> [Problem to solve]
Reproduce the entries exactly.

>> START Data supplied

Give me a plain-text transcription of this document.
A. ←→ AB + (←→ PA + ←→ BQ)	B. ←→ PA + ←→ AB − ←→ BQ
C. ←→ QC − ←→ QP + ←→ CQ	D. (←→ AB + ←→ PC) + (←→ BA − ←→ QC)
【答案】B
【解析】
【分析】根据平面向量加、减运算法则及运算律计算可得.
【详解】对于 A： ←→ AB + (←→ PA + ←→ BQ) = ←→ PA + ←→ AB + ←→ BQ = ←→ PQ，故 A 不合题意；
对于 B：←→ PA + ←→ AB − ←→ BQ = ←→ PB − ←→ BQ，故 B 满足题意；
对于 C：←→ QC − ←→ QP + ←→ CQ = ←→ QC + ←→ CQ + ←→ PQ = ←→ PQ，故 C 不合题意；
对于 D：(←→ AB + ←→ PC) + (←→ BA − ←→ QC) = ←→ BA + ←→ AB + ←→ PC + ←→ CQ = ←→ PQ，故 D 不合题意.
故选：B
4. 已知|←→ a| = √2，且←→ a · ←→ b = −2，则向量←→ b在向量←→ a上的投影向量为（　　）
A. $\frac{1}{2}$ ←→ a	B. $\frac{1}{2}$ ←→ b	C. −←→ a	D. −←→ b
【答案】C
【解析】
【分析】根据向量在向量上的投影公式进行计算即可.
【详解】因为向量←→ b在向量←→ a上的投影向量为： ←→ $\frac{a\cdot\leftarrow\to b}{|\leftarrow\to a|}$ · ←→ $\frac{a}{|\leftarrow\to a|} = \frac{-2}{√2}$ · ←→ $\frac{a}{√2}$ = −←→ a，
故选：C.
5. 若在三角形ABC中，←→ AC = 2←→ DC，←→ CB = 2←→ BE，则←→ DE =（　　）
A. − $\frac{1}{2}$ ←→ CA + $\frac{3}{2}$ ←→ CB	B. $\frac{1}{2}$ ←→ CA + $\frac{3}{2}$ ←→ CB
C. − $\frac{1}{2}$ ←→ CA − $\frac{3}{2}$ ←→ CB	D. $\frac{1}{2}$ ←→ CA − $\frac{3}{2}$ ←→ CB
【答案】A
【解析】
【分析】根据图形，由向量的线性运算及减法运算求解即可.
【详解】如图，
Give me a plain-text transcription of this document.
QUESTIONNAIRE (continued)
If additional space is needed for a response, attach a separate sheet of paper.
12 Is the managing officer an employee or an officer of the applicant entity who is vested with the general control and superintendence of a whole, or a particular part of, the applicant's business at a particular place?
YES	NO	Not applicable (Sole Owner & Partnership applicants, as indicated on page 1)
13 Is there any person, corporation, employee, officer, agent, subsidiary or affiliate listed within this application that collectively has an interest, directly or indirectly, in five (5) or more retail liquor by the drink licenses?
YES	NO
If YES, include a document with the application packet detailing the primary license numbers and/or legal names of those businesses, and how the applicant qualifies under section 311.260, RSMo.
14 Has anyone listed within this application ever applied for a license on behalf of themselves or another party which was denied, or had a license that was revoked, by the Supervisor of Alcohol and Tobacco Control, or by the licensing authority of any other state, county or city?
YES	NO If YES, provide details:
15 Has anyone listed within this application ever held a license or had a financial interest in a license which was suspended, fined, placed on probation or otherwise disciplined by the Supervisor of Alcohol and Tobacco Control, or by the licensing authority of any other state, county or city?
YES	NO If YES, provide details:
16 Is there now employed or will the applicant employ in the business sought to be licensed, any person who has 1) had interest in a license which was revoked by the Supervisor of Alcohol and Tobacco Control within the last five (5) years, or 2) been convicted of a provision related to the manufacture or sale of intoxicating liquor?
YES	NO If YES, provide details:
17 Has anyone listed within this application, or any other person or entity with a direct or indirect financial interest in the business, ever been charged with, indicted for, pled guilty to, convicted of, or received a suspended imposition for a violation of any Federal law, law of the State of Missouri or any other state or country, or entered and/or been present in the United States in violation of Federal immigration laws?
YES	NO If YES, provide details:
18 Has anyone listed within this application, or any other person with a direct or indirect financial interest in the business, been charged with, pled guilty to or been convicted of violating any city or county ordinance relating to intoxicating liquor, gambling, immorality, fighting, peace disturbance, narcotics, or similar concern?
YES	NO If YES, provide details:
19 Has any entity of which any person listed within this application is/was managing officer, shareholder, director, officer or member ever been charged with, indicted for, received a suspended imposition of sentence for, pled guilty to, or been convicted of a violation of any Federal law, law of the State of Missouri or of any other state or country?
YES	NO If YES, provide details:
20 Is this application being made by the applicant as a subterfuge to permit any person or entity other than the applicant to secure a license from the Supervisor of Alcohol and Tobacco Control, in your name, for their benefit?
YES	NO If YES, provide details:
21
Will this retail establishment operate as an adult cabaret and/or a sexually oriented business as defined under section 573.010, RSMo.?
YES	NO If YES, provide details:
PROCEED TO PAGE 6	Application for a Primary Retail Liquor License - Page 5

>> END Data supplied

> [Written answer]
Give me a plain-text transcription of this document.
A. ←→ AB + (←→ PA + ←→ BQ)	B. ←→ PA + ←→ AB − ←→ BQ
C. ←→ QC − ←→ QP + ←→ CQ	D. (←→ AB + ←→ PC) + (←→ BA − ←→ QC)
【答案】B
【解析】
【分析】根据平面向量加、减运算法则及运算律计算可得.
【详解】对于 A： ←→ AB + (←→ PA + ←→ BQ) = ←→ PA + ←→ AB + ←→ BQ = ←→ PQ，故 A 不合题意；
对于 B：←→ PA + ←→ AB − ←→ BQ = ←→ PB − ←→ BQ，故 B 满足题意；
对于 C：←→ QC − ←→ QP + ←→ CQ = ←→ QC + ←→ CQ + ←→ PQ = ←→ PQ，故 C 不合题意；
对于 D：(←→ AB + ←→ PC) + (←→ BA − ←→ QC) = ←→ BA + ←→ AB + ←→ PC + ←→ CQ = ←→ PQ，故 D 不合题意.
故选：B
4. 已知|←→ a| = √2，且←→ a · ←→ b = −2，则向量←→ b在向量←→ a上的投影向量为（　　）
A. $\frac{1}{2}$ ←→ a	B. $\frac{1}{2}$ ←→ b	C. −←→ a	D. −←→ b
【答案】C
【解析】
【分析】根据向量在向量上的投影公式进行计算即可.
【详解】因为向量←→ b在向量←→ a上的投影向量为： ←→ $\frac{a\cdot\leftarrow\to b}{|\leftarrow\to a|}$ · ←→ $\frac{a}{|\leftarrow\to a|} = \frac{-2}{√2}$ · ←→ $\frac{a}{√2}$ = −←→ a，
故选：C.
5. 若在三角形ABC中，←→ AC = 2←→ DC，←→ CB = 2←→ BE，则←→ DE =（　　）
A. − $\frac{1}{2}$ ←→ CA + $\frac{3}{2}$ ←→ CB	B. $\frac{1}{2}$ ←→ CA + $\frac{3}{2}$ ←→ CB
C. − $\frac{1}{2}$ ←→ CA − $\frac{3}{2}$ ←→ CB	D. $\frac{1}{2}$ ←→ CA − $\frac{3}{2}$ ←→ CB
【答案】A
【解析】
【分析】根据图形，由向量的线性运算及减法运算求解即可.
【详解】如图，
Give me a plain-text transcription of this document.
QUESTIONNAIRE (continued)
If additional space is needed for a response, attach a separate sheet of paper.
12 Is the managing officer an employee or an officer of the applicant entity who is vested with the general control and superintendence of a whole, or a particular part of, the applicant's business at a particular place?
YES	NO	Not applicable (Sole Owner & Partnership applicants, as indicated on page 1)
13 Is there any person, corporation, employee, officer, agent, subsidiary or affiliate listed within this application that collectively has an interest, directly or indirectly, in five (5) or more retail liquor by the drink licenses?
YES	NO
If YES, include a document with the application packet detailing the primary license numbers and/or legal names of those businesses, and how the applicant qualifies under section 311.260, RSMo.
14 Has anyone listed within this application ever applied for a license on behalf of themselves or another party which was denied, or had a license that was revoked, by the Supervisor of Alcohol and Tobacco Control, or by the licensing authority of any other state, county or city?
YES	NO If YES, provide details:
15 Has anyone listed within this application ever held a license or had a financial interest in a license which was suspended, fined, placed on probation or otherwise disciplined by the Supervisor of Alcohol and Tobacco Control, or by the licensing authority of any other state, county or city?
YES	NO If YES, provide details:
16 Is there now employed or will the applicant employ in the business sought to be licensed, any person who has 1) had interest in a license which was revoked by the Supervisor of Alcohol and Tobacco Control within the last five (5) years, or 2) been convicted of a provision related to the manufacture or sale of intoxicating liquor?
YES	NO If YES, provide details:
17 Has anyone listed within this application, or any other person or entity with a direct or indirect financial interest in the business, ever been charged with, indicted for, pled guilty to, convicted of, or received a suspended imposition for a violation of any Federal law, law of the State of Missouri or any other state or country, or entered and/or been present in the United States in violation of Federal immigration laws?
YES	NO If YES, provide details:
18 Has anyone listed within this application, or any other person with a direct or indirect financial interest in the business, been charged with, pled guilty to or been convicted of violating any city or county ordinance relating to intoxicating liquor, gambling, immorality, fighting, peace disturbance, narcotics, or similar concern?
YES	NO If YES, provide details:
19 Has any entity of which any person listed within this application is/was managing officer, shareholder, director, officer or member ever been charged with, indicted for, received a suspended imposition of sentence for, pled guilty to, or been convicted of a violation of any Federal law, law of the State of Missouri or of any other state or country?
YES	NO If YES, provide details:
20 Is this application being made by the applicant as a subterfuge to permit any person or entity other than the applicant to secure a license from the Supervisor of Alcohol and Tobacco Control, in your name, for their benefit?
YES	NO If YES, provide details:
21
Will this retail establishment operate as an adult cabaret and/or a sexually oriented business as defined under section 573.010, RSMo.?
YES	NO If YES, provide details:
PROCEED TO PAGE 6	Application for a Primary Retail Liquor License - Page 5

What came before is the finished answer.